- **Source data**:
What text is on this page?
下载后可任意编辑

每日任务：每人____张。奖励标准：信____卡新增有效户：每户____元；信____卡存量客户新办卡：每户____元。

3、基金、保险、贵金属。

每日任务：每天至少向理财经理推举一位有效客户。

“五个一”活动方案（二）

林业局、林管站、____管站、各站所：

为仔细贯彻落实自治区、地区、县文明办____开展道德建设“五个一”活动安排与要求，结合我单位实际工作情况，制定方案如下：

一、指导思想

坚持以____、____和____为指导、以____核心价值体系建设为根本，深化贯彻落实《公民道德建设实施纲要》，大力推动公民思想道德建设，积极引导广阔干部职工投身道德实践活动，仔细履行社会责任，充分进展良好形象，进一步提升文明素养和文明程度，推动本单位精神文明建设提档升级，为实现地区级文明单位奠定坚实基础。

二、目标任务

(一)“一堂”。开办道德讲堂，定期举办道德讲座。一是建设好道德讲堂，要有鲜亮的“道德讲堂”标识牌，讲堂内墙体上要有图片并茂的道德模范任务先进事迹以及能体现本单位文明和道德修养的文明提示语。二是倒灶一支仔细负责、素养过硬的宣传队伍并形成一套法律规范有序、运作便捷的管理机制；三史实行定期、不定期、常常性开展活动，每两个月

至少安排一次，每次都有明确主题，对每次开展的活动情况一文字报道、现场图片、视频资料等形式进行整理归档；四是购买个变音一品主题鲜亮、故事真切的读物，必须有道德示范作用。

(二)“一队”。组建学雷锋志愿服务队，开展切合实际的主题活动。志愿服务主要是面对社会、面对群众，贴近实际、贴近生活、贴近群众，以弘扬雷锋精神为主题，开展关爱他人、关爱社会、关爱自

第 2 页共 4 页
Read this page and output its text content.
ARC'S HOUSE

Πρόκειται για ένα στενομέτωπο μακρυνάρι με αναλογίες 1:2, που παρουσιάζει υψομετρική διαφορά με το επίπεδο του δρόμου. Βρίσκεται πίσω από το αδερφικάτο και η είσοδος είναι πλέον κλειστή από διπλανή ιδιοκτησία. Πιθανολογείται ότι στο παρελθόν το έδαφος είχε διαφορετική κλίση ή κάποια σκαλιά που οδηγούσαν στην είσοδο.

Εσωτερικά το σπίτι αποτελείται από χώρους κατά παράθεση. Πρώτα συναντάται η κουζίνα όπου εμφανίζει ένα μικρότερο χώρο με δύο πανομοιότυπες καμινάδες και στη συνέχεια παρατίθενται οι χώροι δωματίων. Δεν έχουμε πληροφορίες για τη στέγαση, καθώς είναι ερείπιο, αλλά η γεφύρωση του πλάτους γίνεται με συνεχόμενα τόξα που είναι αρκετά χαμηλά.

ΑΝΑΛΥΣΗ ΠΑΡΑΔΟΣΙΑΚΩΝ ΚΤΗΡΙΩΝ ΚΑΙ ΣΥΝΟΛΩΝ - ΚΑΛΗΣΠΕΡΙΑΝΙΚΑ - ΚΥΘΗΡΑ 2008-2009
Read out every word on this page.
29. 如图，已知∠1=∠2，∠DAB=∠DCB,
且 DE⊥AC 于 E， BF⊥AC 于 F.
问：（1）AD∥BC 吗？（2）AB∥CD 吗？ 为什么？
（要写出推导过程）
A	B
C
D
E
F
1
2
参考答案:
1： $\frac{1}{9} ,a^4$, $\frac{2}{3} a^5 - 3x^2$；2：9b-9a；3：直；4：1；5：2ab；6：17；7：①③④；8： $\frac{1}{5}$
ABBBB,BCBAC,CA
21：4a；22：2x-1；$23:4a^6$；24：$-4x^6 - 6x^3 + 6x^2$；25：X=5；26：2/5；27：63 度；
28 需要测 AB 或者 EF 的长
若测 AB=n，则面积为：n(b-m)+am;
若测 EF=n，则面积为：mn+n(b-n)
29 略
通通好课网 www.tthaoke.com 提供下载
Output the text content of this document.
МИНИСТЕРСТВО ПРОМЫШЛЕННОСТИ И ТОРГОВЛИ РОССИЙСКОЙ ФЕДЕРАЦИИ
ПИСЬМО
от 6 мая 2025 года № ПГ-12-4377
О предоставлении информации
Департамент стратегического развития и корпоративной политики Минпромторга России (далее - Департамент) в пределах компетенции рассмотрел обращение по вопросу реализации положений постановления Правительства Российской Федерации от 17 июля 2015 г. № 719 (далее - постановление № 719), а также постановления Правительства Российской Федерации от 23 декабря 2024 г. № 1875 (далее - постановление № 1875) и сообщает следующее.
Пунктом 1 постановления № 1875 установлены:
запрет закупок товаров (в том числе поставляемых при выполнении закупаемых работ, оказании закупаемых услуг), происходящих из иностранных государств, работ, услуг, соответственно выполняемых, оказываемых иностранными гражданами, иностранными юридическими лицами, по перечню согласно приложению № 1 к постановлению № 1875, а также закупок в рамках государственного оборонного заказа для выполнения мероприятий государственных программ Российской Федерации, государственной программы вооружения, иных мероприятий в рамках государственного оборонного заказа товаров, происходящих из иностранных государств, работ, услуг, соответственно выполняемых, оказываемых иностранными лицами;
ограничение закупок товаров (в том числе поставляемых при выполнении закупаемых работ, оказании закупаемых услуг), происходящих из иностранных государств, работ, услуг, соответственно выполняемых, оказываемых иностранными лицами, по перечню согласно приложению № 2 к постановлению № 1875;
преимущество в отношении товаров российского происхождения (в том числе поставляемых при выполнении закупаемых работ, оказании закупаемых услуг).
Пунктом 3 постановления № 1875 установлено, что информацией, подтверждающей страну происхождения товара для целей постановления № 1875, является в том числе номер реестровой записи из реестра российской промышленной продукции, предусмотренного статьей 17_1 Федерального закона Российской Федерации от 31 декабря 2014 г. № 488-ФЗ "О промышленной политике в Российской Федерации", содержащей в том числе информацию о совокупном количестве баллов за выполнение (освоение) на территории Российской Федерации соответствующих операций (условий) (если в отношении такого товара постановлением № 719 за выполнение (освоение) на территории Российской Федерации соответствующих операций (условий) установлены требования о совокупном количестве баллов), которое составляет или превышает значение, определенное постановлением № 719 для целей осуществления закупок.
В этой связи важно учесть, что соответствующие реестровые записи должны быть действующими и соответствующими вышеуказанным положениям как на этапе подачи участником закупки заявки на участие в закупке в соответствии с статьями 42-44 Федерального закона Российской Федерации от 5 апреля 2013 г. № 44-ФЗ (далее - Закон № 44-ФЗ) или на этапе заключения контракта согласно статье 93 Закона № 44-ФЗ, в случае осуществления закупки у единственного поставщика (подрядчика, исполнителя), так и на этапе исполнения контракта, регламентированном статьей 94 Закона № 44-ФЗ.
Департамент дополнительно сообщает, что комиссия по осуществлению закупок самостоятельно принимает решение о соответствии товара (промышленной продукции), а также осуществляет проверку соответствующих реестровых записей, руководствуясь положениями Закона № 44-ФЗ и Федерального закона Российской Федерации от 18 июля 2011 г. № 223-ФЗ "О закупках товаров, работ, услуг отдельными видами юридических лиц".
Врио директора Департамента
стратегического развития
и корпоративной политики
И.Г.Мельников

- **Given problem**: From the listing above, report the number of lines containing the string "content", without any accompanying remarks.

- **The solution**: 2